- [Spatial layout data]
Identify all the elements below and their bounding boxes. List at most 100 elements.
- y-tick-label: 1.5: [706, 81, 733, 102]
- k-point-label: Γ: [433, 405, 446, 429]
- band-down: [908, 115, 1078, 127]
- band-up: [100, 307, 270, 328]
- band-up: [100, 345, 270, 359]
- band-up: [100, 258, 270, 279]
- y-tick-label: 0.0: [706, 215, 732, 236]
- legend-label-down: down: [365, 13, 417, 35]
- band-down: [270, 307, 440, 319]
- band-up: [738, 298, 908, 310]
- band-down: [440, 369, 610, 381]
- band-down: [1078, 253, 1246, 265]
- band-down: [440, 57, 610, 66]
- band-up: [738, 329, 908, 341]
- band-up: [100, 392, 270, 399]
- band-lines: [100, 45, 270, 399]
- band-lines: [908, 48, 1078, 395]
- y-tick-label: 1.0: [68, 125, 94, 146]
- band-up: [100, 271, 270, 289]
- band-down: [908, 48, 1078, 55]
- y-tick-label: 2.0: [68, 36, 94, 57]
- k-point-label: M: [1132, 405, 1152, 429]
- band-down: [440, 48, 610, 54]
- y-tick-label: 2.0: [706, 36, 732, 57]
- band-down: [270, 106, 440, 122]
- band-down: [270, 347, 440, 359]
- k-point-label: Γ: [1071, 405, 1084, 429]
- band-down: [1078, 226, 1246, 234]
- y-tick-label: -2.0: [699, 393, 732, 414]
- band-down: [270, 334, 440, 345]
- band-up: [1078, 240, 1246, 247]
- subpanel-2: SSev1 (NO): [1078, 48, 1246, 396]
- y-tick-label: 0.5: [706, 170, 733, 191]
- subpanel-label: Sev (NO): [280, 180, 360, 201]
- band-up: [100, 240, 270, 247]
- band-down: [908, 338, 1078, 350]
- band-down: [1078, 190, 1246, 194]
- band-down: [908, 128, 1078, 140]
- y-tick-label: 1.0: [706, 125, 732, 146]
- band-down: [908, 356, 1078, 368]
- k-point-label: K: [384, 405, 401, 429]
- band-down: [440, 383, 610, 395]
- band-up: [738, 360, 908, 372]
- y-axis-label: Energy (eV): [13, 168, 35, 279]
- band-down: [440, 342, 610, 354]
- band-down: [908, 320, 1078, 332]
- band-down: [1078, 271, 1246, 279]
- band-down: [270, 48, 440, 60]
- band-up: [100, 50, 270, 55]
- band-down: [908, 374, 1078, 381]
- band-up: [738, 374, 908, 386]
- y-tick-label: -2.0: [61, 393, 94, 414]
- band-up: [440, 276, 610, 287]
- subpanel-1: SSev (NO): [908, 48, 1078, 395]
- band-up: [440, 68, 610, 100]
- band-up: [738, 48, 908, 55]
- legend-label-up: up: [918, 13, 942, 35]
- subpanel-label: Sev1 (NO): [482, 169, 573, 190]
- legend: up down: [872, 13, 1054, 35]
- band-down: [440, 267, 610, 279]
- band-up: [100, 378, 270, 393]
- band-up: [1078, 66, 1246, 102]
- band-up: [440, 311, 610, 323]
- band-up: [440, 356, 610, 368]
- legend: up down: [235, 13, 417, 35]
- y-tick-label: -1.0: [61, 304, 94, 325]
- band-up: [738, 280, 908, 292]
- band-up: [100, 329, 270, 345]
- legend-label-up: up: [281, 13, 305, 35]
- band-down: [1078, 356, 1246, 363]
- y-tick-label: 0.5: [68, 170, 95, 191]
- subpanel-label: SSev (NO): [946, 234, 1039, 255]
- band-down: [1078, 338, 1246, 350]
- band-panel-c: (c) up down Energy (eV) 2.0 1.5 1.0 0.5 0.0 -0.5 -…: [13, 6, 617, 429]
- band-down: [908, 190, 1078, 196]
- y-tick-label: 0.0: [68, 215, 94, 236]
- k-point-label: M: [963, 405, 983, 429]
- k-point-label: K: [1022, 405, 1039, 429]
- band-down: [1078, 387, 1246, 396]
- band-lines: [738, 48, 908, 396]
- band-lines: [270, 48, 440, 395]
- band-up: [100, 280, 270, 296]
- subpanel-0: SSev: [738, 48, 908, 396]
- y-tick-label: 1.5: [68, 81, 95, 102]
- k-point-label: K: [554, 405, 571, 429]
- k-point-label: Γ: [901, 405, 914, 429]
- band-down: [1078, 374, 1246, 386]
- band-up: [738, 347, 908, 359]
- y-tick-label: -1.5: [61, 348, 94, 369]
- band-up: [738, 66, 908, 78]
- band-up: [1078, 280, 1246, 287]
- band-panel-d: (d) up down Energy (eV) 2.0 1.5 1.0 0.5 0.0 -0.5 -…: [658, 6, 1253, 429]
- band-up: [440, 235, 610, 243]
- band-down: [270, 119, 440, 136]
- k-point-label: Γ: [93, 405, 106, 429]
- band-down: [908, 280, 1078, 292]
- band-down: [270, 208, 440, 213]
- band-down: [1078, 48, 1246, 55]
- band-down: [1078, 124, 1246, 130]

- [EXERCISE DETAILS] Rename "band-down" to "band-spin-down" in the lines from the first one through the line with "- band-up: [738, 298, 908, 310]", leaving everything else unchanged.

- [COMPLETED EXERCISE]
Identify all the elements below and their bounding boxes. List at most 100 elements.
- y-tick-label: 1.5: [706, 81, 733, 102]
- k-point-label: Γ: [433, 405, 446, 429]
- band-spin-down: [908, 115, 1078, 127]
- band-up: [100, 307, 270, 328]
- band-up: [100, 345, 270, 359]
- band-up: [100, 258, 270, 279]
- y-tick-label: 0.0: [706, 215, 732, 236]
- legend-label-down: down: [365, 13, 417, 35]
- band-spin-down: [270, 307, 440, 319]
- band-up: [738, 298, 908, 310]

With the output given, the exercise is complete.